> **Exercise instructions**
Give the count of lines in the data that include the string "哈尔滨理工大学图书馆", with no added remarks.

> **Task inputs**
%%

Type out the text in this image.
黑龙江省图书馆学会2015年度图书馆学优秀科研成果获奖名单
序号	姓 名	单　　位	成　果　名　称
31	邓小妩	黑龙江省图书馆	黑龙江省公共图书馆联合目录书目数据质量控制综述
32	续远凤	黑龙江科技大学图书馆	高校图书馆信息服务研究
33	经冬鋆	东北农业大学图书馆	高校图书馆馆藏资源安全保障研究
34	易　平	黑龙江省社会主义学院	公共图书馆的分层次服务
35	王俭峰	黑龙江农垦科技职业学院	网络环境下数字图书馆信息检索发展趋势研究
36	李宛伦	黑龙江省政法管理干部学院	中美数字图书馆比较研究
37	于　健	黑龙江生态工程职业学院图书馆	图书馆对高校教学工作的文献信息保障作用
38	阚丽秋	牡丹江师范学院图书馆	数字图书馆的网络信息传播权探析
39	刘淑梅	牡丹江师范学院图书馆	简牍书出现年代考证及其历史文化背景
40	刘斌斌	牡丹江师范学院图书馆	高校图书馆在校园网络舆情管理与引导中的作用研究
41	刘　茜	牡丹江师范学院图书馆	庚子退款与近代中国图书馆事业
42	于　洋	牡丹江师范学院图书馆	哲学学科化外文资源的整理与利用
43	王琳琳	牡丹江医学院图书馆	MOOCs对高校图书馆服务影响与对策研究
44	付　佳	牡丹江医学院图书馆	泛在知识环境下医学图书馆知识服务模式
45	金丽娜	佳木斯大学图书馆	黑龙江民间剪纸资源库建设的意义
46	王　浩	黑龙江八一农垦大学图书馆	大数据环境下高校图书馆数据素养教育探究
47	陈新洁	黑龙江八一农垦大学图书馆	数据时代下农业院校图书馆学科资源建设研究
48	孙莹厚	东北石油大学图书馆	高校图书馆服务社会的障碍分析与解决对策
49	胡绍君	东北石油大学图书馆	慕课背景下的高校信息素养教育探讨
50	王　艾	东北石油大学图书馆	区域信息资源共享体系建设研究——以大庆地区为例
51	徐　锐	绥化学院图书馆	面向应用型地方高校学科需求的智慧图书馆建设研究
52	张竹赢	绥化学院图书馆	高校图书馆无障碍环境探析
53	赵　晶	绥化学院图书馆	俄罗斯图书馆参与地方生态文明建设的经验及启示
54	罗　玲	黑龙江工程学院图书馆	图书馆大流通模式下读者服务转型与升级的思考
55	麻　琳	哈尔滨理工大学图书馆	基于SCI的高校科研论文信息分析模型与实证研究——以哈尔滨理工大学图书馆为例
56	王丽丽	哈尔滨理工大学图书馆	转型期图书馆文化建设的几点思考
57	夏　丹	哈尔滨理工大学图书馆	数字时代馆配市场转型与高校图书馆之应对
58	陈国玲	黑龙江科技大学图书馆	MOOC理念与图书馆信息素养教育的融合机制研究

%%

> **Completed exercise**
3